# Instruction
Copy, from the entries below, each line in which the string "внедряющих" appears.

# Data listing
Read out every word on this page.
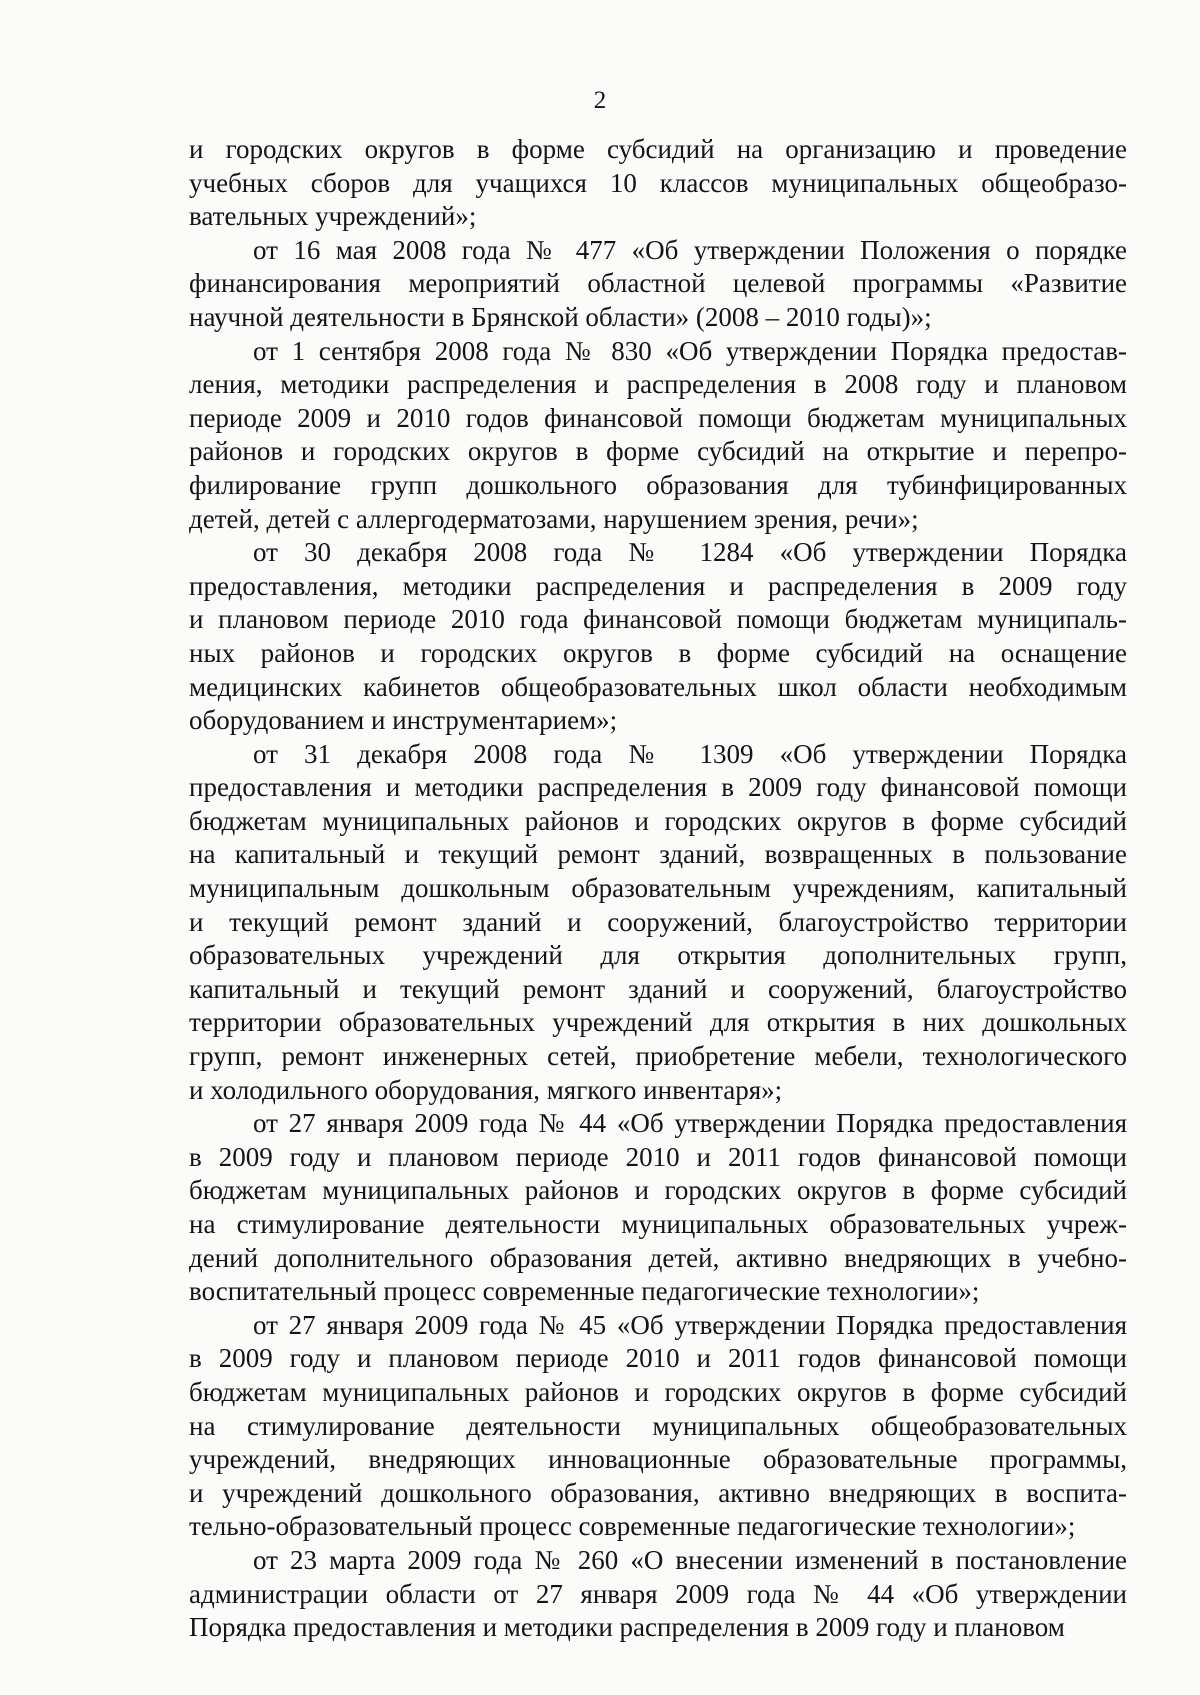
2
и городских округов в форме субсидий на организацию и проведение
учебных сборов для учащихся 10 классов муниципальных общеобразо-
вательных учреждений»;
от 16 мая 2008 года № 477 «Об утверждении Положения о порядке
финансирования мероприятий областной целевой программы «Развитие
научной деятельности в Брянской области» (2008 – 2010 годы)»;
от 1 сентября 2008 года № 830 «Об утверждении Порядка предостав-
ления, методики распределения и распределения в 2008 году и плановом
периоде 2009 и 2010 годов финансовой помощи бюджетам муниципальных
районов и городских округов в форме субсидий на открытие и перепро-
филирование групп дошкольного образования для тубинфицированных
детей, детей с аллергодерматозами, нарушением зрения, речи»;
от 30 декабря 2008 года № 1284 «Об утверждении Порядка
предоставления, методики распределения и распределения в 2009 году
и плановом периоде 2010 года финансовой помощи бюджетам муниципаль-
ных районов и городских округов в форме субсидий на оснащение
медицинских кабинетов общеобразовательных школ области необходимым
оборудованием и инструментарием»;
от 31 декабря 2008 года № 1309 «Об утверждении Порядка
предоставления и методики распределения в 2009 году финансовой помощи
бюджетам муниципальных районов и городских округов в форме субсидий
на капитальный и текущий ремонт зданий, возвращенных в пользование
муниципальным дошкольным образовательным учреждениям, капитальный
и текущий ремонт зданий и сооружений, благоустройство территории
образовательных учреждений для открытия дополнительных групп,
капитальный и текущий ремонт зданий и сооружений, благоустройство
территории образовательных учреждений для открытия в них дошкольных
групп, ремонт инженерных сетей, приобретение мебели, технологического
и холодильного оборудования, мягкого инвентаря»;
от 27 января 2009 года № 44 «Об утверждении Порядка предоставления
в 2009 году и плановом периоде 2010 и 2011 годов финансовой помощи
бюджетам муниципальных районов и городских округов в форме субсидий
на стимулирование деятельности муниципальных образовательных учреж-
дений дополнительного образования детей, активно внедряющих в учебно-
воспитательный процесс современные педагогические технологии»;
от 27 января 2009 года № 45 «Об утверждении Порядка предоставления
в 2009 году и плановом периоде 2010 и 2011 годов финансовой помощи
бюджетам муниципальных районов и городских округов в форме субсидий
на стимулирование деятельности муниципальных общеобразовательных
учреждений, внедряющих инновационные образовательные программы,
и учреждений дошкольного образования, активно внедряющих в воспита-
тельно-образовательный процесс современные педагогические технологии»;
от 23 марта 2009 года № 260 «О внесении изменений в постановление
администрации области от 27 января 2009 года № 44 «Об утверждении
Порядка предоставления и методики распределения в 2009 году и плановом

* * *

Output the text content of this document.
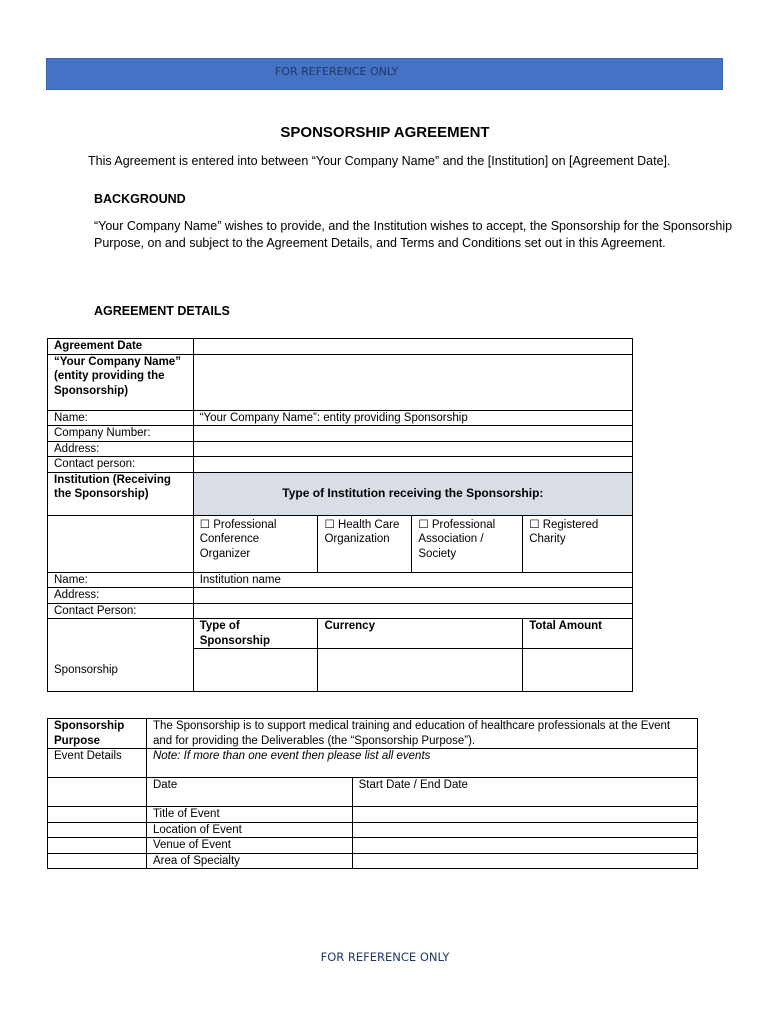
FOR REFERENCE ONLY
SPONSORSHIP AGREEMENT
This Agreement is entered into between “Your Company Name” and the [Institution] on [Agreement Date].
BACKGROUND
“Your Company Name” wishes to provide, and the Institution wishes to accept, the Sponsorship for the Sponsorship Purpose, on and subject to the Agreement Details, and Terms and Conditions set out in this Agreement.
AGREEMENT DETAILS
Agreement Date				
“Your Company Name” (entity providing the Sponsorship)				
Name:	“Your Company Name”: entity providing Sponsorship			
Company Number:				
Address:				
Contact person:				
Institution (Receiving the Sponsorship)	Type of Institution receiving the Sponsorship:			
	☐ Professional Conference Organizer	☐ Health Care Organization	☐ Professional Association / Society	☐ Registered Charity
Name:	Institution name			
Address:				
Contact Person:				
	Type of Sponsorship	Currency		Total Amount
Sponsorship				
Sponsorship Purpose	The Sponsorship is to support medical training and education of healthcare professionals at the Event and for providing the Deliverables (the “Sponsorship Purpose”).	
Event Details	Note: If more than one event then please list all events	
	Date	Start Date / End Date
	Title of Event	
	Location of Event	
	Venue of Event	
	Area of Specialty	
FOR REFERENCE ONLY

--

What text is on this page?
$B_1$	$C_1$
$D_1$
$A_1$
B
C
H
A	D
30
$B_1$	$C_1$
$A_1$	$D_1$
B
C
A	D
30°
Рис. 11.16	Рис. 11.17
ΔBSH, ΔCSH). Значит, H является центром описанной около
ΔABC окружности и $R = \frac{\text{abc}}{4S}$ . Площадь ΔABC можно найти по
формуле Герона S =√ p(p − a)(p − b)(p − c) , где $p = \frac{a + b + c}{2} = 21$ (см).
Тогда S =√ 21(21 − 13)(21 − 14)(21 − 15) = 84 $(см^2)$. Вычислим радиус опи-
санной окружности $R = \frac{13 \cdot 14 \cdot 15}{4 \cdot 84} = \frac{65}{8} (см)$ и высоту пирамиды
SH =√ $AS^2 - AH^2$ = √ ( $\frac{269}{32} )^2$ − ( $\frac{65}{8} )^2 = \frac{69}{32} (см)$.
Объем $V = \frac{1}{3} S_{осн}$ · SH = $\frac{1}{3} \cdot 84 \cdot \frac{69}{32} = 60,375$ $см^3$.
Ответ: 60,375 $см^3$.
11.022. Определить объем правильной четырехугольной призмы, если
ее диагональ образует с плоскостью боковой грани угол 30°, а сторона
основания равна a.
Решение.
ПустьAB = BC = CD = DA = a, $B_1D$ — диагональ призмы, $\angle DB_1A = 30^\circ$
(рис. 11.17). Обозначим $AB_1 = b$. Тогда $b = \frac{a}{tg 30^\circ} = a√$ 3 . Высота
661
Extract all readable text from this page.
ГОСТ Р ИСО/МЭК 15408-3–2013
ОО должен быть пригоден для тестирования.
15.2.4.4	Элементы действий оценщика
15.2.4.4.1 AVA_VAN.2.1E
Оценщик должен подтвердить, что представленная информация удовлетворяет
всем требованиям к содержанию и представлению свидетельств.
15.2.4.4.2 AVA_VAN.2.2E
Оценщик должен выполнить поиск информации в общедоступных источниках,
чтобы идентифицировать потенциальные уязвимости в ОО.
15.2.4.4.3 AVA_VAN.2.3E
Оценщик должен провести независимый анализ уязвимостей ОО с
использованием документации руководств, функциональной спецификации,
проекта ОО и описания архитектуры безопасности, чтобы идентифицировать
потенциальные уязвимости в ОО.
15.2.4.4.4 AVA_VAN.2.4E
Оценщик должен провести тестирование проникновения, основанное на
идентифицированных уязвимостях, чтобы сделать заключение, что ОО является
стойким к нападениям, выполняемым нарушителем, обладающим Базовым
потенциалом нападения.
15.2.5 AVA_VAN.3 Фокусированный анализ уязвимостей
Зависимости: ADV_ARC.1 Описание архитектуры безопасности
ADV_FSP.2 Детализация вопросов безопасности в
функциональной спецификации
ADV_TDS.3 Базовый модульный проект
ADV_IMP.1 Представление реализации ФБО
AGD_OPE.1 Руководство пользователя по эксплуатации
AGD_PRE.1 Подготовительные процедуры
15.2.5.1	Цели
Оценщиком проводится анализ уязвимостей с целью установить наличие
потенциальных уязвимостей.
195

# Finished exercise
дений дополнительного образования детей, активно внедряющих в учебно-
учреждений, внедряющих инновационные образовательные программы,
и учреждений дошкольного образования, активно внедряющих в воспита-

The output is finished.